- [DATA SECTION]:

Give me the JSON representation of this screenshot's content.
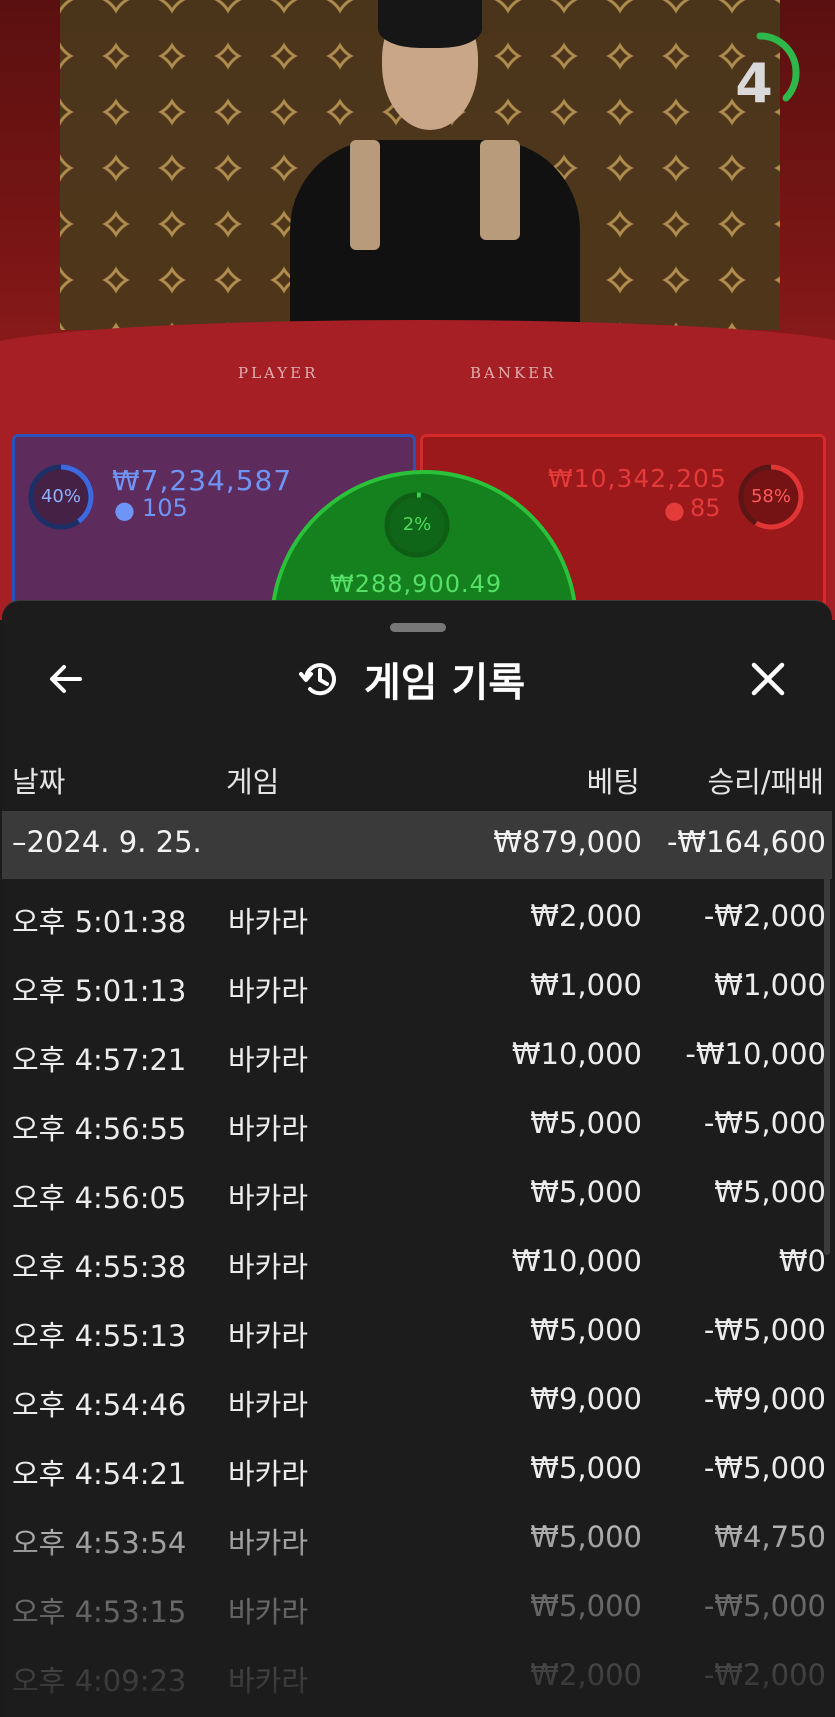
{
  "game_view": {
    "timer": "4",
    "table_labels": {
      "player": "PLAYER",
      "banker": "BANKER"
    },
    "player": {
      "percent": "40%",
      "amount": "₩7,234,587",
      "count": "105"
    },
    "banker": {
      "percent": "58%",
      "amount": "₩10,342,205",
      "count": "85"
    },
    "tie": {
      "percent": "2%",
      "amount": "₩288,900.49"
    },
    "colors": {
      "player": "#2a52b8",
      "banker": "#d42a2a",
      "tie": "#2ac23a"
    }
  },
  "sheet": {
    "title": "게임 기록",
    "icons": {
      "back": "arrow-left-icon",
      "history": "history-icon",
      "close": "close-icon"
    },
    "columns": {
      "date": "날짜",
      "game": "게임",
      "bet": "베팅",
      "win_loss": "승리/패배"
    },
    "summary": {
      "date": "–2024. 9. 25.",
      "bet": "₩879,000",
      "win_loss": "-₩164,600"
    },
    "rows": [
      {
        "time": "오후 5:01:38",
        "game": "바카라",
        "bet": "₩2,000",
        "win_loss": "-₩2,000"
      },
      {
        "time": "오후 5:01:13",
        "game": "바카라",
        "bet": "₩1,000",
        "win_loss": "₩1,000"
      },
      {
        "time": "오후 4:57:21",
        "game": "바카라",
        "bet": "₩10,000",
        "win_loss": "-₩10,000"
      },
      {
        "time": "오후 4:56:55",
        "game": "바카라",
        "bet": "₩5,000",
        "win_loss": "-₩5,000"
      },
      {
        "time": "오후 4:56:05",
        "game": "바카라",
        "bet": "₩5,000",
        "win_loss": "₩5,000"
      },
      {
        "time": "오후 4:55:38",
        "game": "바카라",
        "bet": "₩10,000",
        "win_loss": "₩0"
      },
      {
        "time": "오후 4:55:13",
        "game": "바카라",
        "bet": "₩5,000",
        "win_loss": "-₩5,000"
      },
      {
        "time": "오후 4:54:46",
        "game": "바카라",
        "bet": "₩9,000",
        "win_loss": "-₩9,000"
      },
      {
        "time": "오후 4:54:21",
        "game": "바카라",
        "bet": "₩5,000",
        "win_loss": "-₩5,000"
      },
      {
        "time": "오후 4:53:54",
        "game": "바카라",
        "bet": "₩5,000",
        "win_loss": "₩4,750"
      },
      {
        "time": "오후 4:53:15",
        "game": "바카라",
        "bet": "₩5,000",
        "win_loss": "-₩5,000"
      },
      {
        "time": "오후 4:09:23",
        "game": "바카라",
        "bet": "₩2,000",
        "win_loss": "-₩2,000"
      }
    ]
  }
}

- [GIVEN TASK]: Reproduce the material word for word, minus the images.

- [TASK ANSWER]:
Give me the JSON representation of this screenshot's content.
{
  "game_view": {
    "timer": "4",
    "table_labels": {
      "player": "PLAYER",
      "banker": "BANKER"
    },
    "player": {
      "percent": "40%",
      "amount": "₩7,234,587",
      "count": "105"
    },
    "banker": {
      "percent": "58%",
      "amount": "₩10,342,205",
      "count": "85"
    },
    "tie": {
      "percent": "2%",
      "amount": "₩288,900.49"
    },
    "colors": {
      "player": "#2a52b8",
      "banker": "#d42a2a",
      "tie": "#2ac23a"
    }
  },
  "sheet": {
    "title": "게임 기록",
    "icons": {
      "back": "arrow-left-icon",
      "history": "history-icon",
      "close": "close-icon"
    },
    "columns": {
      "date": "날짜",
      "game": "게임",
      "bet": "베팅",
      "win_loss": "승리/패배"
    },
    "summary": {
      "date": "–2024. 9. 25.",
      "bet": "₩879,000",
      "win_loss": "-₩164,600"
    },
    "rows": [
      {
        "time": "오후 5:01:38",
        "game": "바카라",
        "bet": "₩2,000",
        "win_loss": "-₩2,000"
      },
      {
        "time": "오후 5:01:13",
        "game": "바카라",
        "bet": "₩1,000",
        "win_loss": "₩1,000"
      },
      {
        "time": "오후 4:57:21",
        "game": "바카라",
        "bet": "₩10,000",
        "win_loss": "-₩10,000"
      },
      {
        "time": "오후 4:56:55",
        "game": "바카라",
        "bet": "₩5,000",
        "win_loss": "-₩5,000"
      },
      {
        "time": "오후 4:56:05",
        "game": "바카라",
        "bet": "₩5,000",
        "win_loss": "₩5,000"
      },
      {
        "time": "오후 4:55:38",
        "game": "바카라",
        "bet": "₩10,000",
        "win_loss": "₩0"
      },
      {
        "time": "오후 4:55:13",
        "game": "바카라",
        "bet": "₩5,000",
        "win_loss": "-₩5,000"
      },
      {
        "time": "오후 4:54:46",
        "game": "바카라",
        "bet": "₩9,000",
        "win_loss": "-₩9,000"
      },
      {
        "time": "오후 4:54:21",
        "game": "바카라",
        "bet": "₩5,000",
        "win_loss": "-₩5,000"
      },
      {
        "time": "오후 4:53:54",
        "game": "바카라",
        "bet": "₩5,000",
        "win_loss": "₩4,750"
      },
      {
        "time": "오후 4:53:15",
        "game": "바카라",
        "bet": "₩5,000",
        "win_loss": "-₩5,000"
      },
      {
        "time": "오후 4:09:23",
        "game": "바카라",
        "bet": "₩2,000",
        "win_loss": "-₩2,000"
      }
    ]
  }
}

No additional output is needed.